■ **Exercise aim**
Retype the full set of records. Keep every character identical.

★ ★ ★ ★ ★

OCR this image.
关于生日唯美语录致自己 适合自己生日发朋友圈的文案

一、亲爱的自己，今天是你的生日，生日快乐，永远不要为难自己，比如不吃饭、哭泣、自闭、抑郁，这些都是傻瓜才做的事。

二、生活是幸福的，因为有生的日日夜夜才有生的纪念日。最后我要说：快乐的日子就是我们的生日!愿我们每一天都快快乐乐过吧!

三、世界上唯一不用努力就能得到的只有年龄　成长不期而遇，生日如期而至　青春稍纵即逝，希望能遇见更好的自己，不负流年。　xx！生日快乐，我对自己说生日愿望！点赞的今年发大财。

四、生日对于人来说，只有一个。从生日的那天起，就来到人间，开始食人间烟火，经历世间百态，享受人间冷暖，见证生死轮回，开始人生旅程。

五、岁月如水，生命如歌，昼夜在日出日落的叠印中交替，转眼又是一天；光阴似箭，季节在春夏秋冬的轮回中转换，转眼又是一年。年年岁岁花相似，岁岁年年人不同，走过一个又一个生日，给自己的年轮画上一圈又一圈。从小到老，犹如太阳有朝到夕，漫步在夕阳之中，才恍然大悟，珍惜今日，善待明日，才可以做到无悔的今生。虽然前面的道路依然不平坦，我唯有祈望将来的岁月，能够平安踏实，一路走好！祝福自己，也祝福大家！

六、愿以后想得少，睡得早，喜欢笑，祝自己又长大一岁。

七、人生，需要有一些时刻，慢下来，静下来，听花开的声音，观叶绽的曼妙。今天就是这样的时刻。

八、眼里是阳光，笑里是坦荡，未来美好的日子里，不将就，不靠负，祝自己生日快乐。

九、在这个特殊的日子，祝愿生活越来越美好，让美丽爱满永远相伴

★ ★ ★ ★ ★

■ **Complete output**
OCR this image.
关于生日唯美语录致自己 适合自己生日发朋友圈的文案

一、亲爱的自己，今天是你的生日，生日快乐，永远不要为难自己，比如不吃饭、哭泣、自闭、抑郁，这些都是傻瓜才做的事。

二、生活是幸福的，因为有生的日日夜夜才有生的纪念日。最后我要说：快乐的日子就是我们的生日!愿我们每一天都快快乐乐过吧!

三、世界上唯一不用努力就能得到的只有年龄　成长不期而遇，生日如期而至　青春稍纵即逝，希望能遇见更好的自己，不负流年。　xx！生日快乐，我对自己说生日愿望！点赞的今年发大财。

四、生日对于人来说，只有一个。从生日的那天起，就来到人间，开始食人间烟火，经历世间百态，享受人间冷暖，见证生死轮回，开始人生旅程。

五、岁月如水，生命如歌，昼夜在日出日落的叠印中交替，转眼又是一天；光阴似箭，季节在春夏秋冬的轮回中转换，转眼又是一年。年年岁岁花相似，岁岁年年人不同，走过一个又一个生日，给自己的年轮画上一圈又一圈。从小到老，犹如太阳有朝到夕，漫步在夕阳之中，才恍然大悟，珍惜今日，善待明日，才可以做到无悔的今生。虽然前面的道路依然不平坦，我唯有祈望将来的岁月，能够平安踏实，一路走好！祝福自己，也祝福大家！

六、愿以后想得少，睡得早，喜欢笑，祝自己又长大一岁。

七、人生，需要有一些时刻，慢下来，静下来，听花开的声音，观叶绽的曼妙。今天就是这样的时刻。

八、眼里是阳光，笑里是坦荡，未来美好的日子里，不将就，不靠负，祝自己生日快乐。

九、在这个特殊的日子，祝愿生活越来越美好，让美丽爱满永远相伴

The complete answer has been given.